(Problem to solve) Reproduce the material verbatim, from its first line up to and including the line containing "block-mp2[interactable]: 测点2 bbox=[388, 248, 468, 282]".

Source records:
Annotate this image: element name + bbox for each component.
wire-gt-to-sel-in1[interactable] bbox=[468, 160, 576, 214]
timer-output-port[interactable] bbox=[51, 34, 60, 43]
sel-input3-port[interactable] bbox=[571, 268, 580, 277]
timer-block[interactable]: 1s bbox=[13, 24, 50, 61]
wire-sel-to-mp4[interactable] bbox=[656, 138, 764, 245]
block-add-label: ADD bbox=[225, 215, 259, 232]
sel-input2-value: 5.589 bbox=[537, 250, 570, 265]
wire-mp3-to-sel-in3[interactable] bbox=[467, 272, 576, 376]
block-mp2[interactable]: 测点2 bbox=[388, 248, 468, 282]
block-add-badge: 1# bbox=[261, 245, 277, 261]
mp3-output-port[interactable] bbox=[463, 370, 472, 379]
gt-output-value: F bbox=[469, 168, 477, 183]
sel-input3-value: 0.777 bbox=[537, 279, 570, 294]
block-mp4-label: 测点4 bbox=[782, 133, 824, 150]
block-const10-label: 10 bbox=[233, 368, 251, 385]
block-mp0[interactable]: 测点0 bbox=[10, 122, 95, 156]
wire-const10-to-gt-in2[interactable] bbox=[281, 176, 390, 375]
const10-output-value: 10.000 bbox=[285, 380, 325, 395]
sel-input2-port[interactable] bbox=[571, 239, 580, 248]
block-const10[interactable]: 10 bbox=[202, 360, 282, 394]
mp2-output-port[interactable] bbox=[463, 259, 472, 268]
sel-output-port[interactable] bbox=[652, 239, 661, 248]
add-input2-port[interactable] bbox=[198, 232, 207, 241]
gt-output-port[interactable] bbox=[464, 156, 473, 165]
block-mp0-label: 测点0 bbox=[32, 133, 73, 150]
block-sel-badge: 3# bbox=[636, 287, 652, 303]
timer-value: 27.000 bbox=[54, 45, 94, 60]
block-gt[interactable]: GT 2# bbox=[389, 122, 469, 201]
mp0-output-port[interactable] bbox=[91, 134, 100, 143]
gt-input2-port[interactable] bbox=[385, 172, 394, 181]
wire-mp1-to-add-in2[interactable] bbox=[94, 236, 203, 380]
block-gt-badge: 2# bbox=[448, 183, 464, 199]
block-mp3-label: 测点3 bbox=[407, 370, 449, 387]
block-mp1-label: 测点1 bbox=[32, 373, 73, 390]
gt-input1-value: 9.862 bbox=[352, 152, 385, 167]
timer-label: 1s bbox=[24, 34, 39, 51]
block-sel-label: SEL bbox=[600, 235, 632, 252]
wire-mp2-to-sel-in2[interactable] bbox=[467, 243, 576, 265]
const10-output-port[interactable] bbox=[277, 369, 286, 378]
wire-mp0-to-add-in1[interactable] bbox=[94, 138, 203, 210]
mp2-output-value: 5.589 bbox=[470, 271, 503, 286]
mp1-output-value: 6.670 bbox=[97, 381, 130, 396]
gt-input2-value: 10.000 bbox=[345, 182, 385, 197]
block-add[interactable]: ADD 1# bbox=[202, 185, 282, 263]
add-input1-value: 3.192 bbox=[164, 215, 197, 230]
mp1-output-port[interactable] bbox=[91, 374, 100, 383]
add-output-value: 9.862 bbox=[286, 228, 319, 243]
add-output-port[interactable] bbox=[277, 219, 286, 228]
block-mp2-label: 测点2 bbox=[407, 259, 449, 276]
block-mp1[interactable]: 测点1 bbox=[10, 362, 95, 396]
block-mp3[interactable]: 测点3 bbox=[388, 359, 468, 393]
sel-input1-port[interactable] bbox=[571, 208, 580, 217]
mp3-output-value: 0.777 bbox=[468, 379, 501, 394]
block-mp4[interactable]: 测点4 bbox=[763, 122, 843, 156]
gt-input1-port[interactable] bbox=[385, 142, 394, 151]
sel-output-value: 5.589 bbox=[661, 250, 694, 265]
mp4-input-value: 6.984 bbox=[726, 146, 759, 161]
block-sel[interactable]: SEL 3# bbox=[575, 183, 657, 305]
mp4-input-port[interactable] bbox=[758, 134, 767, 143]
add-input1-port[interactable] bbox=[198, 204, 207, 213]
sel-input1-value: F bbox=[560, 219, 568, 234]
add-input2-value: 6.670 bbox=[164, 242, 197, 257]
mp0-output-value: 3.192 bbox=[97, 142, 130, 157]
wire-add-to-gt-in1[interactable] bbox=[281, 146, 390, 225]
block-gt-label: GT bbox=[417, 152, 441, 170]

(The response)
Annotate this image: element name + bbox for each component.
wire-gt-to-sel-in1[interactable] bbox=[468, 160, 576, 214]
timer-output-port[interactable] bbox=[51, 34, 60, 43]
sel-input3-port[interactable] bbox=[571, 268, 580, 277]
timer-block[interactable]: 1s bbox=[13, 24, 50, 61]
wire-sel-to-mp4[interactable] bbox=[656, 138, 764, 245]
block-add-label: ADD bbox=[225, 215, 259, 232]
sel-input2-value: 5.589 bbox=[537, 250, 570, 265]
wire-mp3-to-sel-in3[interactable] bbox=[467, 272, 576, 376]
block-mp2[interactable]: 测点2 bbox=[388, 248, 468, 282]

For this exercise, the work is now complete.